• _What is required_
Reproduce the records below exactly as given.

• _Records to process_

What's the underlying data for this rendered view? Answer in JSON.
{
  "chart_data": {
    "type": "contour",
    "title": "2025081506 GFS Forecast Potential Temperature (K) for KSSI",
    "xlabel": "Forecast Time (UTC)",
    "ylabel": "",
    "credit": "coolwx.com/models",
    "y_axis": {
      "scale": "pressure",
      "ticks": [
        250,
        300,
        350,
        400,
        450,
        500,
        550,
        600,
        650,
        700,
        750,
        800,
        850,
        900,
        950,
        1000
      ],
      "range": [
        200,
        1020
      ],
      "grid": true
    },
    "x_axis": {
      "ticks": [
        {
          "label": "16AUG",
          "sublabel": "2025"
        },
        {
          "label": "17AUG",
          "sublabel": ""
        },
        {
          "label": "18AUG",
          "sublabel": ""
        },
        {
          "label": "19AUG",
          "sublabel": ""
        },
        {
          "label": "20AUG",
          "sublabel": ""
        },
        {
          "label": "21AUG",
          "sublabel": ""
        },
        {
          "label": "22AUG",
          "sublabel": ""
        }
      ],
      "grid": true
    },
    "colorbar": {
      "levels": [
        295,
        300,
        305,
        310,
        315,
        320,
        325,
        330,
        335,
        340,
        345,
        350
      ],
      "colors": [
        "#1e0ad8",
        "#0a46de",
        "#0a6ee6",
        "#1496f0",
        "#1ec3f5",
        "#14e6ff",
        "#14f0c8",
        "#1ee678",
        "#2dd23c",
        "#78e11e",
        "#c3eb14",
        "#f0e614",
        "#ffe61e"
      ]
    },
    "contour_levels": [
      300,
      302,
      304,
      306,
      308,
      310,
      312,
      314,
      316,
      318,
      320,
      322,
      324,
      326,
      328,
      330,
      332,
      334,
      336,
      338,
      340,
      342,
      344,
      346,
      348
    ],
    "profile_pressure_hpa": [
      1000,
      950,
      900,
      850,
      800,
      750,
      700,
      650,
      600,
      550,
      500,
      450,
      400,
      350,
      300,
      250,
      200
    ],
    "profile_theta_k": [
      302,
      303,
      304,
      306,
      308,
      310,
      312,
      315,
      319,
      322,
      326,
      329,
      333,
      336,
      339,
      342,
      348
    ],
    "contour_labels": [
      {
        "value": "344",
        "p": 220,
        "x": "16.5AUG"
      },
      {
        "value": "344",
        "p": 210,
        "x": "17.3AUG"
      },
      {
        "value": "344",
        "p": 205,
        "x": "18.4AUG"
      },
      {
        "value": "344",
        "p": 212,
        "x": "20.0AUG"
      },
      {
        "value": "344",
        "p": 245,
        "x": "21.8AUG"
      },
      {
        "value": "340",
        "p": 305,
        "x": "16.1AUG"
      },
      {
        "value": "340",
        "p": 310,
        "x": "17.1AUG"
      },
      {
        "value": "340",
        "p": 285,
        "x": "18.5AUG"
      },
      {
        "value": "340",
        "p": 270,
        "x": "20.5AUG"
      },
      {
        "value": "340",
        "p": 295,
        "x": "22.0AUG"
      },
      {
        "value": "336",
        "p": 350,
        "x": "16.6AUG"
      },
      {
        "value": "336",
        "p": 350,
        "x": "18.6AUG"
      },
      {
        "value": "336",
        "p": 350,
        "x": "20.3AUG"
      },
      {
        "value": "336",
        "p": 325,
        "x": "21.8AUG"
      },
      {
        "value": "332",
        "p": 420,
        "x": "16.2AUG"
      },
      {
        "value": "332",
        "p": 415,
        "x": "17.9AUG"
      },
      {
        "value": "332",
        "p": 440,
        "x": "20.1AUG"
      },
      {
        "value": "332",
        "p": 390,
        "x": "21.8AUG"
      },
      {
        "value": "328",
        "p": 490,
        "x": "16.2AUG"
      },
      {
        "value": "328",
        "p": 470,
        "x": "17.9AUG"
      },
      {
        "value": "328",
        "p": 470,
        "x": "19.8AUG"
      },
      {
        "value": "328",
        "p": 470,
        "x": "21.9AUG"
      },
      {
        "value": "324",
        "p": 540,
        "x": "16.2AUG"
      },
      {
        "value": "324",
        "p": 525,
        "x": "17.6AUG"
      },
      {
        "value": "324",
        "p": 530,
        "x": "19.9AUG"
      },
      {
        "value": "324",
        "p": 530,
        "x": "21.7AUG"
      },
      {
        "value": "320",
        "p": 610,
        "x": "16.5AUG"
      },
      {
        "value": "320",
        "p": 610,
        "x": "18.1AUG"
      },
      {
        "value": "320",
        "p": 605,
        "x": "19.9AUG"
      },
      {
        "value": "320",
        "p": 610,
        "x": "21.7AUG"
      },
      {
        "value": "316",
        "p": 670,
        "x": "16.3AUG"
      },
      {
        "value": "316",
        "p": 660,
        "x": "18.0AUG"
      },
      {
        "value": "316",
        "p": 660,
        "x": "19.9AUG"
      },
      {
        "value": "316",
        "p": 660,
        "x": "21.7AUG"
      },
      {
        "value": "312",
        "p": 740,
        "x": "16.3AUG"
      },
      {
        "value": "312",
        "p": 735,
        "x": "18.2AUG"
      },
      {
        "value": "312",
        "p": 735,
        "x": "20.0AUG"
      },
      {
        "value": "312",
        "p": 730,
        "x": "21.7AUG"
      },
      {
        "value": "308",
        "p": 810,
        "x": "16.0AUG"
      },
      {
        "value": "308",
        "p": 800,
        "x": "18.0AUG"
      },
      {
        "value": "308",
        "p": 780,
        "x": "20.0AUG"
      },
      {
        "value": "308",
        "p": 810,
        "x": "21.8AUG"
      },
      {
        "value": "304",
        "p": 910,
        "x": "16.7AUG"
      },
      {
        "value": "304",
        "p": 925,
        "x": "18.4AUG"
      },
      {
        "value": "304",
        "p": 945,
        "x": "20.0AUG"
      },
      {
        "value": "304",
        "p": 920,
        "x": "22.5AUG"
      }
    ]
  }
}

• _Reply to the task_
What's the underlying data for this rendered view? Answer in JSON.
{
  "chart_data": {
    "type": "contour",
    "title": "2025081506 GFS Forecast Potential Temperature (K) for KSSI",
    "xlabel": "Forecast Time (UTC)",
    "ylabel": "",
    "credit": "coolwx.com/models",
    "y_axis": {
      "scale": "pressure",
      "ticks": [
        250,
        300,
        350,
        400,
        450,
        500,
        550,
        600,
        650,
        700,
        750,
        800,
        850,
        900,
        950,
        1000
      ],
      "range": [
        200,
        1020
      ],
      "grid": true
    },
    "x_axis": {
      "ticks": [
        {
          "label": "16AUG",
          "sublabel": "2025"
        },
        {
          "label": "17AUG",
          "sublabel": ""
        },
        {
          "label": "18AUG",
          "sublabel": ""
        },
        {
          "label": "19AUG",
          "sublabel": ""
        },
        {
          "label": "20AUG",
          "sublabel": ""
        },
        {
          "label": "21AUG",
          "sublabel": ""
        },
        {
          "label": "22AUG",
          "sublabel": ""
        }
      ],
      "grid": true
    },
    "colorbar": {
      "levels": [
        295,
        300,
        305,
        310,
        315,
        320,
        325,
        330,
        335,
        340,
        345,
        350
      ],
      "colors": [
        "#1e0ad8",
        "#0a46de",
        "#0a6ee6",
        "#1496f0",
        "#1ec3f5",
        "#14e6ff",
        "#14f0c8",
        "#1ee678",
        "#2dd23c",
        "#78e11e",
        "#c3eb14",
        "#f0e614",
        "#ffe61e"
      ]
    },
    "contour_levels": [
      300,
      302,
      304,
      306,
      308,
      310,
      312,
      314,
      316,
      318,
      320,
      322,
      324,
      326,
      328,
      330,
      332,
      334,
      336,
      338,
      340,
      342,
      344,
      346,
      348
    ],
    "profile_pressure_hpa": [
      1000,
      950,
      900,
      850,
      800,
      750,
      700,
      650,
      600,
      550,
      500,
      450,
      400,
      350,
      300,
      250,
      200
    ],
    "profile_theta_k": [
      302,
      303,
      304,
      306,
      308,
      310,
      312,
      315,
      319,
      322,
      326,
      329,
      333,
      336,
      339,
      342,
      348
    ],
    "contour_labels": [
      {
        "value": "344",
        "p": 220,
        "x": "16.5AUG"
      },
      {
        "value": "344",
        "p": 210,
        "x": "17.3AUG"
      },
      {
        "value": "344",
        "p": 205,
        "x": "18.4AUG"
      },
      {
        "value": "344",
        "p": 212,
        "x": "20.0AUG"
      },
      {
        "value": "344",
        "p": 245,
        "x": "21.8AUG"
      },
      {
        "value": "340",
        "p": 305,
        "x": "16.1AUG"
      },
      {
        "value": "340",
        "p": 310,
        "x": "17.1AUG"
      },
      {
        "value": "340",
        "p": 285,
        "x": "18.5AUG"
      },
      {
        "value": "340",
        "p": 270,
        "x": "20.5AUG"
      },
      {
        "value": "340",
        "p": 295,
        "x": "22.0AUG"
      },
      {
        "value": "336",
        "p": 350,
        "x": "16.6AUG"
      },
      {
        "value": "336",
        "p": 350,
        "x": "18.6AUG"
      },
      {
        "value": "336",
        "p": 350,
        "x": "20.3AUG"
      },
      {
        "value": "336",
        "p": 325,
        "x": "21.8AUG"
      },
      {
        "value": "332",
        "p": 420,
        "x": "16.2AUG"
      },
      {
        "value": "332",
        "p": 415,
        "x": "17.9AUG"
      },
      {
        "value": "332",
        "p": 440,
        "x": "20.1AUG"
      },
      {
        "value": "332",
        "p": 390,
        "x": "21.8AUG"
      },
      {
        "value": "328",
        "p": 490,
        "x": "16.2AUG"
      },
      {
        "value": "328",
        "p": 470,
        "x": "17.9AUG"
      },
      {
        "value": "328",
        "p": 470,
        "x": "19.8AUG"
      },
      {
        "value": "328",
        "p": 470,
        "x": "21.9AUG"
      },
      {
        "value": "324",
        "p": 540,
        "x": "16.2AUG"
      },
      {
        "value": "324",
        "p": 525,
        "x": "17.6AUG"
      },
      {
        "value": "324",
        "p": 530,
        "x": "19.9AUG"
      },
      {
        "value": "324",
        "p": 530,
        "x": "21.7AUG"
      },
      {
        "value": "320",
        "p": 610,
        "x": "16.5AUG"
      },
      {
        "value": "320",
        "p": 610,
        "x": "18.1AUG"
      },
      {
        "value": "320",
        "p": 605,
        "x": "19.9AUG"
      },
      {
        "value": "320",
        "p": 610,
        "x": "21.7AUG"
      },
      {
        "value": "316",
        "p": 670,
        "x": "16.3AUG"
      },
      {
        "value": "316",
        "p": 660,
        "x": "18.0AUG"
      },
      {
        "value": "316",
        "p": 660,
        "x": "19.9AUG"
      },
      {
        "value": "316",
        "p": 660,
        "x": "21.7AUG"
      },
      {
        "value": "312",
        "p": 740,
        "x": "16.3AUG"
      },
      {
        "value": "312",
        "p": 735,
        "x": "18.2AUG"
      },
      {
        "value": "312",
        "p": 735,
        "x": "20.0AUG"
      },
      {
        "value": "312",
        "p": 730,
        "x": "21.7AUG"
      },
      {
        "value": "308",
        "p": 810,
        "x": "16.0AUG"
      },
      {
        "value": "308",
        "p": 800,
        "x": "18.0AUG"
      },
      {
        "value": "308",
        "p": 780,
        "x": "20.0AUG"
      },
      {
        "value": "308",
        "p": 810,
        "x": "21.8AUG"
      },
      {
        "value": "304",
        "p": 910,
        "x": "16.7AUG"
      },
      {
        "value": "304",
        "p": 925,
        "x": "18.4AUG"
      },
      {
        "value": "304",
        "p": 945,
        "x": "20.0AUG"
      },
      {
        "value": "304",
        "p": 920,
        "x": "22.5AUG"
      }
    ]
  }
}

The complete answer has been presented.